(Collected data)

§

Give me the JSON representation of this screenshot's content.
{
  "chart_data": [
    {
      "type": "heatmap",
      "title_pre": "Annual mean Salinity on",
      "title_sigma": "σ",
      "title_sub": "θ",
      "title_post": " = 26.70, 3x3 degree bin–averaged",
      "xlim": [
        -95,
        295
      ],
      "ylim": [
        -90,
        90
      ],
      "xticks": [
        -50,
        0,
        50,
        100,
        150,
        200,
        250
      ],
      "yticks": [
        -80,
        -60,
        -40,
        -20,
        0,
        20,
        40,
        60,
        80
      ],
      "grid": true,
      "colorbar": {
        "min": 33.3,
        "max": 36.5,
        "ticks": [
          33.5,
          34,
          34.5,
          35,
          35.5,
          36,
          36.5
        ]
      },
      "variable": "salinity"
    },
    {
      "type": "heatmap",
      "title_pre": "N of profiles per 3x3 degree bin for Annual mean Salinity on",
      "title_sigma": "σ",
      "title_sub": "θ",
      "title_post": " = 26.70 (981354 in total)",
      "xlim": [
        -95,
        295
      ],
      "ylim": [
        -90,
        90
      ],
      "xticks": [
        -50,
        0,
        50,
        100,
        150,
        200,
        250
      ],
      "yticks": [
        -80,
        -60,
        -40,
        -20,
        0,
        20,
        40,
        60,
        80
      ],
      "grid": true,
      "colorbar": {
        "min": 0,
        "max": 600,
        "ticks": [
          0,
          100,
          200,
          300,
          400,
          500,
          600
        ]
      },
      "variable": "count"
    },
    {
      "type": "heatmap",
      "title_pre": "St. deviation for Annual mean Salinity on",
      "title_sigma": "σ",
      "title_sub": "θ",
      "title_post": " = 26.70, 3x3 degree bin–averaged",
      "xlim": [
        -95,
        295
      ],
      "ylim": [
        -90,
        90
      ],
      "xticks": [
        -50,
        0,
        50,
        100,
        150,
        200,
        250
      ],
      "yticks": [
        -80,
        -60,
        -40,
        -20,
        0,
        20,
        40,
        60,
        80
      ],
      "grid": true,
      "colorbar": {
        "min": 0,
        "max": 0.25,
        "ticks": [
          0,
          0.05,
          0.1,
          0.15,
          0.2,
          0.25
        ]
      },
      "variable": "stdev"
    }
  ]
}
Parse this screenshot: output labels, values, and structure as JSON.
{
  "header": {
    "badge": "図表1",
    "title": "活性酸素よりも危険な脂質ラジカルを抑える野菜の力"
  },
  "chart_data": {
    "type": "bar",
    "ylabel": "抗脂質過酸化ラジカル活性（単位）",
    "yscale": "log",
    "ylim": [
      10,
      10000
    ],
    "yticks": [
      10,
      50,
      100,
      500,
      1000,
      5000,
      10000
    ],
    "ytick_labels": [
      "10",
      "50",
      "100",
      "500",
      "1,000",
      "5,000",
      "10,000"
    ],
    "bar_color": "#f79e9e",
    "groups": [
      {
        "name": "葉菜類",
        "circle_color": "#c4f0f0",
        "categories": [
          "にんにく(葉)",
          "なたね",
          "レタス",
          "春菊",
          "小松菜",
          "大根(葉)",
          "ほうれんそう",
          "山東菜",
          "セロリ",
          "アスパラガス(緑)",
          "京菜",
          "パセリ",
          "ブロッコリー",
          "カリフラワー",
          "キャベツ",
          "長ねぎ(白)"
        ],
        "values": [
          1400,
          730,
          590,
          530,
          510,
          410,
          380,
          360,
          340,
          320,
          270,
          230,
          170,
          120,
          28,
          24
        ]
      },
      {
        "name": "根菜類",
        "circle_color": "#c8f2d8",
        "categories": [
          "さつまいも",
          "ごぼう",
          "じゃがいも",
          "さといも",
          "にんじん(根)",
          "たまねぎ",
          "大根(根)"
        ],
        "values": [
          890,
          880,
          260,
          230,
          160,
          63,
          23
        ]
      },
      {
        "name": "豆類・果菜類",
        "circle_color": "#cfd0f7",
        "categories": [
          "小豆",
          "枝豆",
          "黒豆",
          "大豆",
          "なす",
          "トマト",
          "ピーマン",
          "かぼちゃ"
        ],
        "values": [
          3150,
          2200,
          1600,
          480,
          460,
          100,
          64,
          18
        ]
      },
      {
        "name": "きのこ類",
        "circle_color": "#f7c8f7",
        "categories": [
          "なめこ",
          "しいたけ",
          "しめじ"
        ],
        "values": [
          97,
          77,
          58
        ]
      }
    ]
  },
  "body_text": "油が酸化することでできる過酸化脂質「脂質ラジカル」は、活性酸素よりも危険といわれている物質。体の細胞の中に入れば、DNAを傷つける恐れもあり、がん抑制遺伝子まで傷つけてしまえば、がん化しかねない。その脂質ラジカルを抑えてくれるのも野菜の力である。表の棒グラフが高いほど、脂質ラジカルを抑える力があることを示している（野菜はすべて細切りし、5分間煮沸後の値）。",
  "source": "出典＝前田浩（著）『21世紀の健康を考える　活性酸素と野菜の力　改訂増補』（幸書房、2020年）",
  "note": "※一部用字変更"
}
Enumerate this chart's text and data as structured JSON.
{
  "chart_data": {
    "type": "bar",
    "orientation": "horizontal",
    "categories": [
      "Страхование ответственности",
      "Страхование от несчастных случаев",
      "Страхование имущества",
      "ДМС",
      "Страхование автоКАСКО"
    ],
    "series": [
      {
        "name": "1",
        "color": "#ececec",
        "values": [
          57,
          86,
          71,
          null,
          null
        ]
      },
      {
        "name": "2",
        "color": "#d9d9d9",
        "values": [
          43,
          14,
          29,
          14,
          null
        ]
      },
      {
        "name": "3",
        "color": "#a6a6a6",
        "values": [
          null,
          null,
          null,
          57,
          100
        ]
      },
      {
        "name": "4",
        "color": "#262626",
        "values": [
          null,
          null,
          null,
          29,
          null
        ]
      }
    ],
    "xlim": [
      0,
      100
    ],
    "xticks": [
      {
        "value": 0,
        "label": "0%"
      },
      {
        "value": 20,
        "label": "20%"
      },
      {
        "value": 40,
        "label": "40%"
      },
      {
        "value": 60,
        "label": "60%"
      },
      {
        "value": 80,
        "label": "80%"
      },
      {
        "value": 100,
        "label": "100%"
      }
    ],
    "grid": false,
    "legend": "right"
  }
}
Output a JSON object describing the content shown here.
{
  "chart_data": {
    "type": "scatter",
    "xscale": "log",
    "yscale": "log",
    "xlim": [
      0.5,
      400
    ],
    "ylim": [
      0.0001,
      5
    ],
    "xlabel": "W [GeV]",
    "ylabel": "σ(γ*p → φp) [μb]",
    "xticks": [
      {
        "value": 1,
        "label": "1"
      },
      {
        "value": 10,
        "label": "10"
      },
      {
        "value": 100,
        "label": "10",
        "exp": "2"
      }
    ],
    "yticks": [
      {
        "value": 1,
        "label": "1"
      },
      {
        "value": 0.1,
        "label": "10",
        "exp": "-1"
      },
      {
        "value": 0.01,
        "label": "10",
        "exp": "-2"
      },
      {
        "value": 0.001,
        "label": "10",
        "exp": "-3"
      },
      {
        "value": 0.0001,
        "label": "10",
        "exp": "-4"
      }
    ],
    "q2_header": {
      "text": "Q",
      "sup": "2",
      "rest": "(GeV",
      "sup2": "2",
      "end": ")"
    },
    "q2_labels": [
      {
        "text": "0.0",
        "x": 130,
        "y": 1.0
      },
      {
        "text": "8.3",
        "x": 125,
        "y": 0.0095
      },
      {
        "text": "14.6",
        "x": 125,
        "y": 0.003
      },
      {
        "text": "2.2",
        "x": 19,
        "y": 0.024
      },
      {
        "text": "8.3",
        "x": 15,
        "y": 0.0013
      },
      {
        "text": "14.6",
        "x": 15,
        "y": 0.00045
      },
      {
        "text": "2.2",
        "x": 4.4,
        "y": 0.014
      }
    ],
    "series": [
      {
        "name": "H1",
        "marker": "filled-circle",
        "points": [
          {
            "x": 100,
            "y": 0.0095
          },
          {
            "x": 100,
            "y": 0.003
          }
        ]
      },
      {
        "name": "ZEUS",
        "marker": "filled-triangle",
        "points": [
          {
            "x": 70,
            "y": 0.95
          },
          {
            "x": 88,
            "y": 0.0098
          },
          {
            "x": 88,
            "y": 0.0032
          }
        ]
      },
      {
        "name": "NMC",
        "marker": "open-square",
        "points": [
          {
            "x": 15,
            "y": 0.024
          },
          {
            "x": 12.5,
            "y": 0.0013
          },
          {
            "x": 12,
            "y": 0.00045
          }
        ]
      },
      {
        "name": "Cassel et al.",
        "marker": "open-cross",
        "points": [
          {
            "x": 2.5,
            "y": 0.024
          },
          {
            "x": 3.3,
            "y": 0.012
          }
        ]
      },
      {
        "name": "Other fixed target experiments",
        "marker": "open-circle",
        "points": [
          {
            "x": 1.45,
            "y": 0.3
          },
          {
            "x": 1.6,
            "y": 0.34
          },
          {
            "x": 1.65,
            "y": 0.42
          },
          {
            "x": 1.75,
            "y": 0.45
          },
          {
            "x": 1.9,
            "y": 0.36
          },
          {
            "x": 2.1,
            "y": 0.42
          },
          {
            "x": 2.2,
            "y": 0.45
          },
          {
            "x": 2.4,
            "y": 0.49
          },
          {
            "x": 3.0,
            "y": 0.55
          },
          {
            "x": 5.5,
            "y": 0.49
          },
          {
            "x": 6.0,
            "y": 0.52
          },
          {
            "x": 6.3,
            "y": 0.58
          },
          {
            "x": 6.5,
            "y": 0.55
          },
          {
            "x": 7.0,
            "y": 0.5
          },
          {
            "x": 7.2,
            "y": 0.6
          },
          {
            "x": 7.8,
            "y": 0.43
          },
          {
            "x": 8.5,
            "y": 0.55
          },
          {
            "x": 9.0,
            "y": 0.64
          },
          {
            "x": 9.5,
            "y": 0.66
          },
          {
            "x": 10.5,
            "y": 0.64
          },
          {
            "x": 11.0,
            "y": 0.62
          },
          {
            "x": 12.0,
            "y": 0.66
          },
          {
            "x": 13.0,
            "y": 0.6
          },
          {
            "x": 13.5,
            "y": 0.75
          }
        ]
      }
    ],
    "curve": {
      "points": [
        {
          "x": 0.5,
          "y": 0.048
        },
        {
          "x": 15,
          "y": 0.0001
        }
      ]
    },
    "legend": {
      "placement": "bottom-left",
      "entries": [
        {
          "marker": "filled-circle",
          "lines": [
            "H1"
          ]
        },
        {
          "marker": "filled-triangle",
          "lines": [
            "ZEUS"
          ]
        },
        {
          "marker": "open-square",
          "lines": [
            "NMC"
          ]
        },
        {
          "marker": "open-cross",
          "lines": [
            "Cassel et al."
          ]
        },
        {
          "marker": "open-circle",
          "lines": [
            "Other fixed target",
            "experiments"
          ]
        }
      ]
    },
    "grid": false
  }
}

§

Using the records above, pull out each line where the word "JSON" occurs.

## Result of this exercise
Give me the JSON representation of this screenshot's content.
Parse this screenshot: output labels, values, and structure as JSON.
Enumerate this chart's text and data as structured JSON.
Output a JSON object describing the content shown here.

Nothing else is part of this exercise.